### Exercise directions
Keep only the lines of the data below that contain "speakers", and copy them.

### Collected data

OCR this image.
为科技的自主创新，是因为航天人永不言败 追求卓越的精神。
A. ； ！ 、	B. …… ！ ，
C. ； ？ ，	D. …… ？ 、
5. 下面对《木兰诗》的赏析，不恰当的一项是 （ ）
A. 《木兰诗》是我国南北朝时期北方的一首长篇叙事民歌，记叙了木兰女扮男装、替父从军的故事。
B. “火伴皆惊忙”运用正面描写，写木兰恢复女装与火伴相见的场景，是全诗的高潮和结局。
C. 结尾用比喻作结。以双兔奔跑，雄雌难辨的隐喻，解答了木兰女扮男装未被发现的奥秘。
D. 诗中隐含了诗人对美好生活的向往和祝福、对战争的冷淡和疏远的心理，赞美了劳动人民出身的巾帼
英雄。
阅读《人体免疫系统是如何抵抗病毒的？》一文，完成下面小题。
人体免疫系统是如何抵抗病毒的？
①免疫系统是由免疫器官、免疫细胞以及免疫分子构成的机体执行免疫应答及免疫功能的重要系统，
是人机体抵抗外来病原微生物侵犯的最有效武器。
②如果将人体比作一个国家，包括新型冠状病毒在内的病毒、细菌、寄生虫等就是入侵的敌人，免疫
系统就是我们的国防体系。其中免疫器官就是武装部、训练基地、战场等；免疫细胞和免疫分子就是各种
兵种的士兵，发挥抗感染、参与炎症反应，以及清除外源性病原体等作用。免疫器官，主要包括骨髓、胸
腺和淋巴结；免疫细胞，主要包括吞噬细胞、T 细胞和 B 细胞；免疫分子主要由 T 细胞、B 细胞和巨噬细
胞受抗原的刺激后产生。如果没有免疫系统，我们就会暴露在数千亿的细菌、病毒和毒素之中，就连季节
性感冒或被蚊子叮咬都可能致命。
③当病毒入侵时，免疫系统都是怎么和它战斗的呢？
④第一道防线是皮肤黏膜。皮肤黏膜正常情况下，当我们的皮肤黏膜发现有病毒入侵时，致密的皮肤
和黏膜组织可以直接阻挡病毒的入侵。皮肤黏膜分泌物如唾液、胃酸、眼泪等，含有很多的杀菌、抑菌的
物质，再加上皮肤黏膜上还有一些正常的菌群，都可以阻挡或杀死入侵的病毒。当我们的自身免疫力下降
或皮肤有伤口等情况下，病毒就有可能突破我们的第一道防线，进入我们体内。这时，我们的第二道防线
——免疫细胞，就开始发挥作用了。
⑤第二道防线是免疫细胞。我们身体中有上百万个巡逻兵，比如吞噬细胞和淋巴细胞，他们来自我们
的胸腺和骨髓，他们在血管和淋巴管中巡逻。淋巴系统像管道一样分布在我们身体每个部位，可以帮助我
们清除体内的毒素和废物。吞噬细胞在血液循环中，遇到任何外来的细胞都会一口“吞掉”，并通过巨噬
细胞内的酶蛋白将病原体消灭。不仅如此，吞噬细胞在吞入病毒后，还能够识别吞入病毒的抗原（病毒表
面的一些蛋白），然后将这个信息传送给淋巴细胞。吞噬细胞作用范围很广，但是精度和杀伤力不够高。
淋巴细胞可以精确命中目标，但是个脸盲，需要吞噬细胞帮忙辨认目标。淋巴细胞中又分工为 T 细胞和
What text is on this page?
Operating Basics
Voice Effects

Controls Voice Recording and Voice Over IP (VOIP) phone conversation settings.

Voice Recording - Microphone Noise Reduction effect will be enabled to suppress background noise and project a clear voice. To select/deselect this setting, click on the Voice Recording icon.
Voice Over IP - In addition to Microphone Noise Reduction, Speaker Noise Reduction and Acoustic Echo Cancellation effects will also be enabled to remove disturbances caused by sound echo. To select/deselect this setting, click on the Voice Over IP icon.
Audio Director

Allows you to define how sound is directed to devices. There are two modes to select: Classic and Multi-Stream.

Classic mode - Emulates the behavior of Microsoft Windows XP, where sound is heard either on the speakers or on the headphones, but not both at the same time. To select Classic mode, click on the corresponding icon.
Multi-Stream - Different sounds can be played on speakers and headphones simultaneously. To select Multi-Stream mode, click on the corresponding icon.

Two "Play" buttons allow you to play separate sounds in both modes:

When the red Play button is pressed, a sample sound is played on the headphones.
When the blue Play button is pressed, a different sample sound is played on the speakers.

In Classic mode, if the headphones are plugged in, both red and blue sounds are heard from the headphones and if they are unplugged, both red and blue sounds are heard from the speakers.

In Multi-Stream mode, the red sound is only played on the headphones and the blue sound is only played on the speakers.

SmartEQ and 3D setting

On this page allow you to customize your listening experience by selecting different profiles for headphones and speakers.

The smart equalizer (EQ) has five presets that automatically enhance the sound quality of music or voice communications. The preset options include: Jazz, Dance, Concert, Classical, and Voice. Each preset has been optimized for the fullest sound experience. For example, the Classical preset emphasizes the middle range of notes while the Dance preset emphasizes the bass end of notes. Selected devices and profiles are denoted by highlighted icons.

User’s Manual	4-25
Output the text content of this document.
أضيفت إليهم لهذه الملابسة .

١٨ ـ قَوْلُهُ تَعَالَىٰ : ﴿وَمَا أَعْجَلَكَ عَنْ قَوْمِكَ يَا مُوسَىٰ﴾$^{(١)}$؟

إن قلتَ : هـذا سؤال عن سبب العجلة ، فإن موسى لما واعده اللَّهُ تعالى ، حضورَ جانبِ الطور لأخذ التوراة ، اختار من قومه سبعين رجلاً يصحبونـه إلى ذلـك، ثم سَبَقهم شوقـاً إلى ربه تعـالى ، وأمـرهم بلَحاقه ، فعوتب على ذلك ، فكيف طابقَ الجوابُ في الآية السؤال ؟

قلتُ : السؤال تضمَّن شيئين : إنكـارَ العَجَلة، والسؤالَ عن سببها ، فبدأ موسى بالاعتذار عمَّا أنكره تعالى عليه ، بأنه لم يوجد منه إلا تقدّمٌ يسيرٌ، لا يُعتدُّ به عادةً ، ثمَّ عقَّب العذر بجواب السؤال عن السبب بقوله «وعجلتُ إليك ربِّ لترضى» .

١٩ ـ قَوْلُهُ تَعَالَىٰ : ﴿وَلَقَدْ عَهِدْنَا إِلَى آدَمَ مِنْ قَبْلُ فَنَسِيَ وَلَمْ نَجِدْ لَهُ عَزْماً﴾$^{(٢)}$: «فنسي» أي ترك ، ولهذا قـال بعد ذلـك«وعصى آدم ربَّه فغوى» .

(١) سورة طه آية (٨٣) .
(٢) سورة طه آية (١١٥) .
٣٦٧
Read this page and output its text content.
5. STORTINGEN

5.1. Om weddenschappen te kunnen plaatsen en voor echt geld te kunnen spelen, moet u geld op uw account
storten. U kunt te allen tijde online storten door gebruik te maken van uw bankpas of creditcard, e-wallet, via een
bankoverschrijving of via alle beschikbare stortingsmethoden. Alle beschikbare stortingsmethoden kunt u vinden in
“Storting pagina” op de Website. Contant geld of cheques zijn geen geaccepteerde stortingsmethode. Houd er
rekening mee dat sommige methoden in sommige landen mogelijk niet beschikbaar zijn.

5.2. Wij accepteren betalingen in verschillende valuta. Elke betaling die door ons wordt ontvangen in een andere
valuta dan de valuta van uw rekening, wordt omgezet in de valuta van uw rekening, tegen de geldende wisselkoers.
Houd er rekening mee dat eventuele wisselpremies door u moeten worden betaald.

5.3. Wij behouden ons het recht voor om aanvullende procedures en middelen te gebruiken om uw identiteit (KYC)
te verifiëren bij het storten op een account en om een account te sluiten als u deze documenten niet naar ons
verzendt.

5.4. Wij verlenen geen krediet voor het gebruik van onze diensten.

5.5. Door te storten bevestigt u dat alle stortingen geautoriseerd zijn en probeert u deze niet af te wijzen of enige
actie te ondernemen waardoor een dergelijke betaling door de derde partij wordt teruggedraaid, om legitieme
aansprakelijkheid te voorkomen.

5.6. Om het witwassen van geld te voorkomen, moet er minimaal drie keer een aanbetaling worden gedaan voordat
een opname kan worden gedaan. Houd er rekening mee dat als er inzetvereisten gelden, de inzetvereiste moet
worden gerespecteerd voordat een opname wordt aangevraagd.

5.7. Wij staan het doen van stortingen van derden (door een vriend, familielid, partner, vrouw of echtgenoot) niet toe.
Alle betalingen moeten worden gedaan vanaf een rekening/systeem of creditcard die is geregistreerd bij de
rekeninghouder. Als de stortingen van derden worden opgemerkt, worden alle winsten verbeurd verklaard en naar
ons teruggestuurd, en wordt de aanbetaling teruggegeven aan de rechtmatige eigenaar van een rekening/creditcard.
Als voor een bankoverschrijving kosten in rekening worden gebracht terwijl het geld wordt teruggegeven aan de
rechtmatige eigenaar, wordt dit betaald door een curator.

### Expected output
Classic mode - Emulates the behavior of Microsoft Windows XP, where sound is heard either on the speakers or on the headphones, but not both at the same time. To select Classic mode, click on the corresponding icon.
Multi-Stream - Different sounds can be played on speakers and headphones simultaneously. To select Multi-Stream mode, click on the corresponding icon.
When the blue Play button is pressed, a different sample sound is played on the speakers.
In Classic mode, if the headphones are plugged in, both red and blue sounds are heard from the headphones and if they are unplugged, both red and blue sounds are heard from the speakers.
In Multi-Stream mode, the red sound is only played on the headphones and the blue sound is only played on the speakers.
On this page allow you to customize your listening experience by selecting different profiles for headphones and speakers.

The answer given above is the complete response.